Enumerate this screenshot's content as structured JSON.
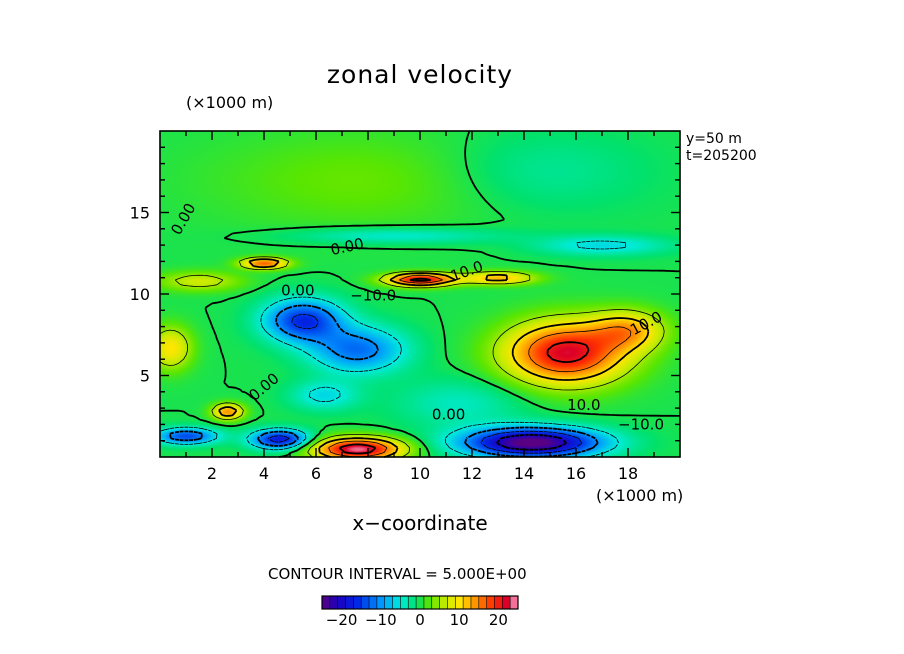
{
  "chart_data": {
    "type": "heatmap",
    "title": "zonal velocity",
    "xlabel": "x−coordinate",
    "x_unit": "(×1000 m)",
    "y_unit": "(×1000 m)",
    "annotations": [
      "y=50  m",
      "t=205200"
    ],
    "contour_interval_text": "CONTOUR INTERVAL = 5.000E+00",
    "xlim": [
      0,
      20
    ],
    "ylim": [
      0,
      20
    ],
    "x_ticks": [
      2,
      4,
      6,
      8,
      10,
      12,
      14,
      16,
      18
    ],
    "y_ticks": [
      5,
      10,
      15
    ],
    "colorbar": {
      "range": [
        -25,
        25
      ],
      "ticks": [
        -20,
        -10,
        0,
        10,
        20
      ]
    },
    "contour_labels": [
      {
        "text": "0.00",
        "x": 0.9,
        "y": 14.6,
        "rot": 60
      },
      {
        "text": "0.00",
        "x": 7.2,
        "y": 12.9,
        "rot": 12
      },
      {
        "text": "0.00",
        "x": 5.3,
        "y": 10.2,
        "rot": 0
      },
      {
        "text": "−10.0",
        "x": 8.2,
        "y": 9.9,
        "rot": 0
      },
      {
        "text": "10.0",
        "x": 11.8,
        "y": 11.4,
        "rot": 20
      },
      {
        "text": "10.0",
        "x": 18.7,
        "y": 8.2,
        "rot": 28
      },
      {
        "text": "0.00",
        "x": 4.0,
        "y": 4.3,
        "rot": 40
      },
      {
        "text": "10.0",
        "x": 16.3,
        "y": 3.2,
        "rot": 0
      },
      {
        "text": "0.00",
        "x": 11.1,
        "y": 2.6,
        "rot": 0
      },
      {
        "text": "−10.0",
        "x": 18.5,
        "y": 2.0,
        "rot": 0
      }
    ],
    "features": [
      {
        "x": 5.5,
        "y": 8.4,
        "value": -16,
        "sx": 1.5,
        "sy": 1.3
      },
      {
        "x": 7.6,
        "y": 6.6,
        "value": -12,
        "sx": 1.8,
        "sy": 1.4
      },
      {
        "x": 6.3,
        "y": 3.8,
        "value": -6,
        "sx": 1.3,
        "sy": 0.9
      },
      {
        "x": 14.3,
        "y": 0.9,
        "value": -26,
        "sx": 2.6,
        "sy": 0.9
      },
      {
        "x": 4.6,
        "y": 1.1,
        "value": -18,
        "sx": 1.1,
        "sy": 0.6
      },
      {
        "x": 1.0,
        "y": 1.3,
        "value": -14,
        "sx": 1.2,
        "sy": 0.5
      },
      {
        "x": 7.6,
        "y": 0.5,
        "value": 24,
        "sx": 1.7,
        "sy": 0.7
      },
      {
        "x": 15.6,
        "y": 6.4,
        "value": 22,
        "sx": 2.3,
        "sy": 1.9
      },
      {
        "x": 18.0,
        "y": 7.8,
        "value": 11,
        "sx": 1.4,
        "sy": 1.2
      },
      {
        "x": 10.0,
        "y": 10.9,
        "value": 22,
        "sx": 1.3,
        "sy": 0.4
      },
      {
        "x": 13.0,
        "y": 11.0,
        "value": 12,
        "sx": 1.4,
        "sy": 0.4
      },
      {
        "x": 4.0,
        "y": 11.9,
        "value": 16,
        "sx": 0.9,
        "sy": 0.35
      },
      {
        "x": 1.5,
        "y": 10.8,
        "value": 7,
        "sx": 1.6,
        "sy": 0.6
      },
      {
        "x": 0.4,
        "y": 6.7,
        "value": 10,
        "sx": 0.8,
        "sy": 1.3
      },
      {
        "x": 2.6,
        "y": 2.8,
        "value": 14,
        "sx": 0.6,
        "sy": 0.5
      },
      {
        "x": 9.0,
        "y": 13.6,
        "value": -5,
        "sx": 4.0,
        "sy": 0.5
      },
      {
        "x": 17.0,
        "y": 13.0,
        "value": -6,
        "sx": 2.5,
        "sy": 0.6
      },
      {
        "x": 8.0,
        "y": 17.0,
        "value": 3,
        "sx": 6.0,
        "sy": 3.0
      },
      {
        "x": 14.5,
        "y": 17.5,
        "value": -3,
        "sx": 4.0,
        "sy": 2.5
      },
      {
        "x": 11.5,
        "y": 3.3,
        "value": -4,
        "sx": 2.5,
        "sy": 1.5
      }
    ]
  }
}
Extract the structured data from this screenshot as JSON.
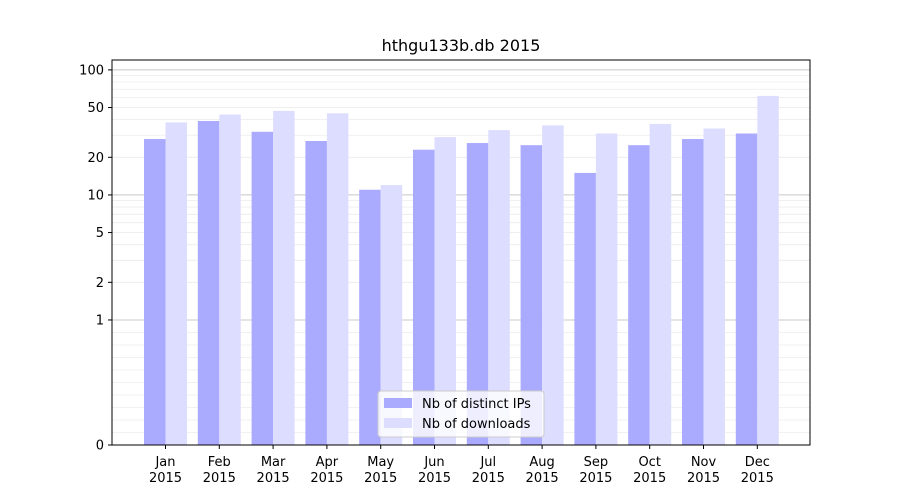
{
  "chart_data": {
    "type": "bar",
    "title": "hthgu133b.db 2015",
    "xlabel": "",
    "ylabel": "",
    "yscale": "symlog",
    "ylim": [
      0,
      120
    ],
    "y_ticks": [
      0,
      1,
      2,
      5,
      10,
      20,
      50,
      100
    ],
    "y_tick_labels": [
      "0",
      "1",
      "2",
      "5",
      "10",
      "20",
      "50",
      "100"
    ],
    "grid": true,
    "legend_position": "bottom-center",
    "categories": [
      "Jan\n2015",
      "Feb\n2015",
      "Mar\n2015",
      "Apr\n2015",
      "May\n2015",
      "Jun\n2015",
      "Jul\n2015",
      "Aug\n2015",
      "Sep\n2015",
      "Oct\n2015",
      "Nov\n2015",
      "Dec\n2015"
    ],
    "series": [
      {
        "name": "Nb of distinct IPs",
        "color": "#aaaaff",
        "values": [
          28,
          39,
          32,
          27,
          11,
          23,
          26,
          25,
          15,
          25,
          28,
          31
        ]
      },
      {
        "name": "Nb of downloads",
        "color": "#ddddff",
        "values": [
          38,
          44,
          47,
          45,
          12,
          29,
          33,
          36,
          31,
          37,
          34,
          62
        ]
      }
    ]
  }
}
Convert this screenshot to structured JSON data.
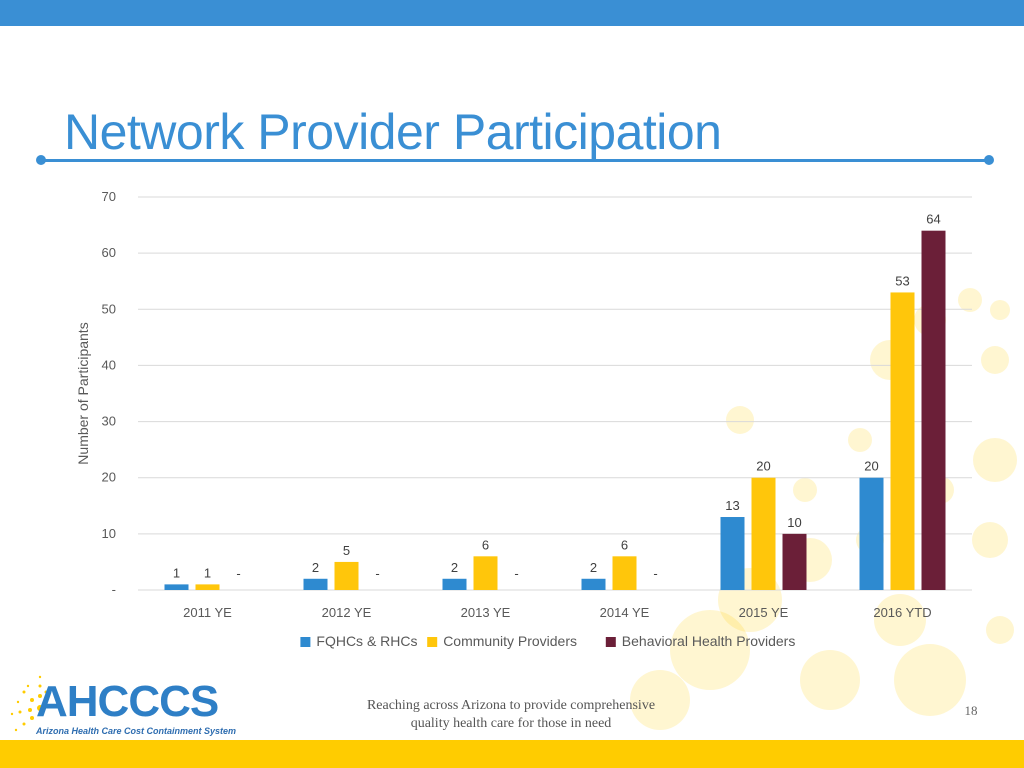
{
  "slide": {
    "title": "Network Provider Participation",
    "footer_line1": "Reaching across Arizona to provide comprehensive",
    "footer_line2": "quality health care for those in need",
    "page_number": "18",
    "logo_text": "AHCCCS",
    "logo_subtitle": "Arizona Health Care Cost Containment System"
  },
  "colors": {
    "accent_blue": "#3a8fd4",
    "accent_yellow": "#ffcc00",
    "series_fqhc": "#2e8ad0",
    "series_community": "#ffc60b",
    "series_behavioral": "#6b1f38"
  },
  "chart_data": {
    "type": "bar",
    "title": "",
    "xlabel": "",
    "ylabel": "Number of Participants",
    "ylim": [
      0,
      70
    ],
    "y_ticks": [
      0,
      10,
      20,
      30,
      40,
      50,
      60,
      70
    ],
    "y_tick_labels": [
      "-",
      "10",
      "20",
      "30",
      "40",
      "50",
      "60",
      "70"
    ],
    "grid": true,
    "legend_position": "bottom",
    "categories": [
      "2011 YE",
      "2012 YE",
      "2013 YE",
      "2014 YE",
      "2015 YE",
      "2016 YTD"
    ],
    "series": [
      {
        "name": "FQHCs & RHCs",
        "color": "#2e8ad0",
        "values": [
          1,
          2,
          2,
          2,
          13,
          20
        ],
        "labels": [
          "1",
          "2",
          "2",
          "2",
          "13",
          "20"
        ]
      },
      {
        "name": "Community Providers",
        "color": "#ffc60b",
        "values": [
          1,
          5,
          6,
          6,
          20,
          53
        ],
        "labels": [
          "1",
          "5",
          "6",
          "6",
          "20",
          "53"
        ]
      },
      {
        "name": "Behavioral Health Providers",
        "color": "#6b1f38",
        "values": [
          0,
          0,
          0,
          0,
          10,
          64
        ],
        "labels": [
          "-",
          "-",
          "-",
          "-",
          "10",
          "64"
        ]
      }
    ]
  }
}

==================================================

= Problem requirements =
State the count of lines above containing the string "Arizona", and add nothing to it.

= Task output =
2